> _WRITTEN TASK_: List each line of the data that holds the string "label".
╔══
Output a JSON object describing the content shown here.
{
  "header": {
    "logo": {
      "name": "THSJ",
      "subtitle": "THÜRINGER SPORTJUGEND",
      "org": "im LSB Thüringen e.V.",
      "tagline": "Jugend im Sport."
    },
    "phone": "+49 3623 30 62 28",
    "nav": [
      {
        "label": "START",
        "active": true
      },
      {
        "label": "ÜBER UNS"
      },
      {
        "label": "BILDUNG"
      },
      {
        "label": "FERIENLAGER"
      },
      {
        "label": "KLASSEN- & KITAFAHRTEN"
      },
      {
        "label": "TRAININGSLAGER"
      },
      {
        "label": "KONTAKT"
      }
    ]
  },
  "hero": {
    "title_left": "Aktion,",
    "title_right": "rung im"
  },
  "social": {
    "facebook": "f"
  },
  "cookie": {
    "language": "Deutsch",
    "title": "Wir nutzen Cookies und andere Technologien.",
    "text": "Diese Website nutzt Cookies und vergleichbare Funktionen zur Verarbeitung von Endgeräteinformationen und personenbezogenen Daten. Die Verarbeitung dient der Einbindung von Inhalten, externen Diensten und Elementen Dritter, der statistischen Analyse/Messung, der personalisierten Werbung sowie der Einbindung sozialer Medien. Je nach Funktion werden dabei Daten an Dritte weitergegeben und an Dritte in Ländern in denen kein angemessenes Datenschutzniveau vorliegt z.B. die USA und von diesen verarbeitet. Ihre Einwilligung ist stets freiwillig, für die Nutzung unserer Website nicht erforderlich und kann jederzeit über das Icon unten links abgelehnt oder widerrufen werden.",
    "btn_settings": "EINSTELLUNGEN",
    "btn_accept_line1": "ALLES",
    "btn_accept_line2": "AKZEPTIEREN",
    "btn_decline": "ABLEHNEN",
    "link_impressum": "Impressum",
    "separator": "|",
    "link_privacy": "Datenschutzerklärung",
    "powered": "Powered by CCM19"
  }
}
╚══
> _ANSWER IN FULL_:
        "label": "START",
        "label": "ÜBER UNS"
        "label": "BILDUNG"
        "label": "FERIENLAGER"
        "label": "KLASSEN- & KITAFAHRTEN"
        "label": "TRAININGSLAGER"
        "label": "KONTAKT"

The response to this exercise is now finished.